Data entries
- - - - - - -
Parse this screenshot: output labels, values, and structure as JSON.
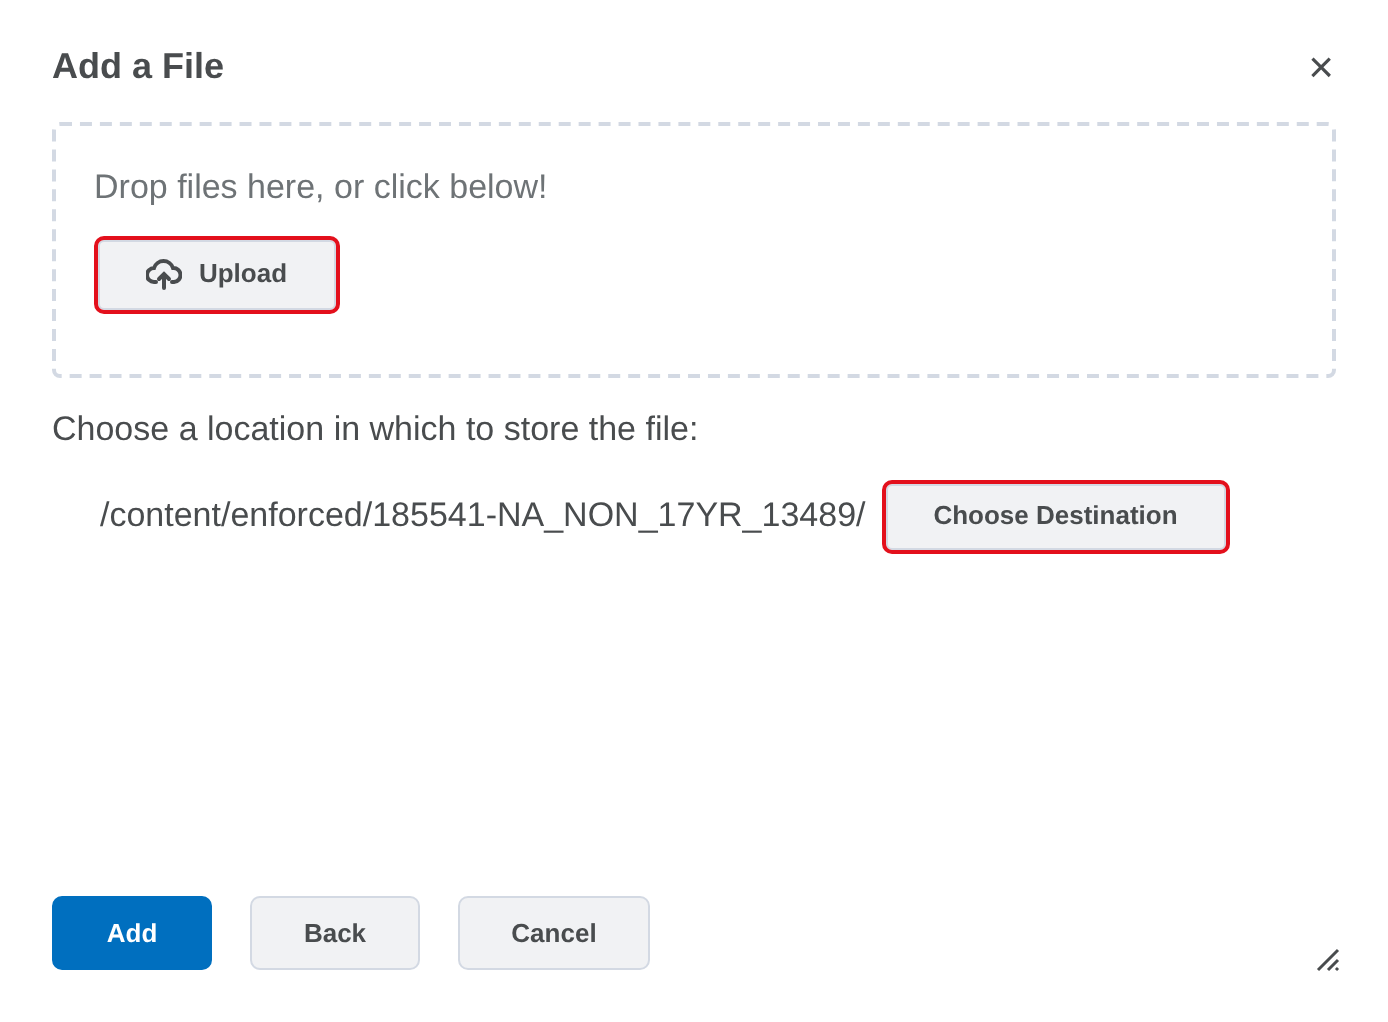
{
  "dialog": {
    "title": "Add a File",
    "close": "×"
  },
  "dropzone": {
    "prompt": "Drop files here, or click below!",
    "upload_button": {
      "label": "Upload",
      "highlighted": true
    }
  },
  "location": {
    "label": "Choose a location in which to store the file:",
    "path": "/content/enforced/185541-NA_NON_17YR_13489/",
    "choose_button": {
      "label": "Choose Destination",
      "highlighted": true
    }
  },
  "footer_buttons": [
    {
      "label": "Add",
      "kind": "primary"
    },
    {
      "label": "Back",
      "kind": "secondary"
    },
    {
      "label": "Cancel",
      "kind": "secondary"
    }
  ]
}
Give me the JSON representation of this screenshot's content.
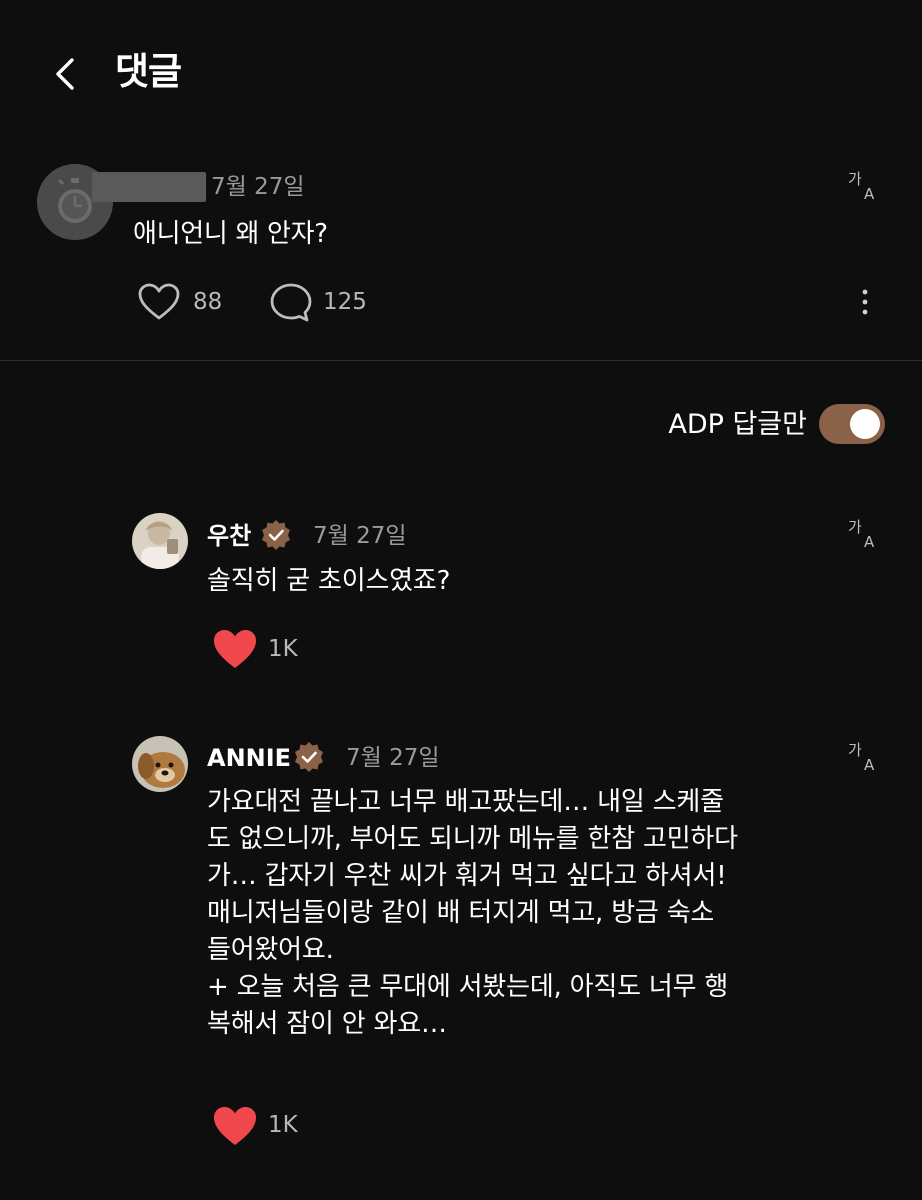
{
  "header": {
    "title": "댓글",
    "back_icon": "chevron-left-icon"
  },
  "original_comment": {
    "date": "7월 27일",
    "text": "애니언니 왜 안자?",
    "likes": "88",
    "replies": "125"
  },
  "filter": {
    "label": "ADP 답글만",
    "enabled": true
  },
  "replies": [
    {
      "name": "우찬",
      "date": "7월 27일",
      "lines": [
        "솔직히 굳 초이스였죠?"
      ],
      "likes": "1K"
    },
    {
      "name": "ANNIE",
      "date": "7월 27일",
      "lines": [
        "가요대전 끝나고 너무 배고팠는데… 내일 스케줄",
        "도 없으니까, 부어도 되니까 메뉴를 한참 고민하다",
        "가… 갑자기 우찬 씨가 훠거 먹고 싶다고 하셔서!",
        "매니저님들이랑 같이 배 터지게 먹고, 방금 숙소",
        "들어왔어요.",
        "+ 오늘 처음 큰 무대에 서봤는데, 아직도 너무 행",
        "복해서 잠이 안 와요…"
      ],
      "likes": "1K"
    }
  ],
  "colors": {
    "background": "#0f0e0e",
    "accent": "#8a6248",
    "heart": "#f0484c",
    "muted": "#9a9a9a"
  }
}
- - - - - - -
## STATED EXERCISE
The pictures stay out; repeat exactly the lines from the one with "Give me the" to the end of the entries above, and nothing else.

## SOLUTION TO THIS PROBLEM
Give me the JSON representation of this screenshot's content.
{
  "header": {
    "title": "댓글",
    "back_icon": "chevron-left-icon"
  },
  "original_comment": {
    "date": "7월 27일",
    "text": "애니언니 왜 안자?",
    "likes": "88",
    "replies": "125"
  },
  "filter": {
    "label": "ADP 답글만",
    "enabled": true
  },
  "replies": [
    {
      "name": "우찬",
      "date": "7월 27일",
      "lines": [
        "솔직히 굳 초이스였죠?"
      ],
      "likes": "1K"
    },
    {
      "name": "ANNIE",
      "date": "7월 27일",
      "lines": [
        "가요대전 끝나고 너무 배고팠는데… 내일 스케줄",
        "도 없으니까, 부어도 되니까 메뉴를 한참 고민하다",
        "가… 갑자기 우찬 씨가 훠거 먹고 싶다고 하셔서!",
        "매니저님들이랑 같이 배 터지게 먹고, 방금 숙소",
        "들어왔어요.",
        "+ 오늘 처음 큰 무대에 서봤는데, 아직도 너무 행",
        "복해서 잠이 안 와요…"
      ],
      "likes": "1K"
    }
  ],
  "colors": {
    "background": "#0f0e0e",
    "accent": "#8a6248",
    "heart": "#f0484c",
    "muted": "#9a9a9a"
  }
}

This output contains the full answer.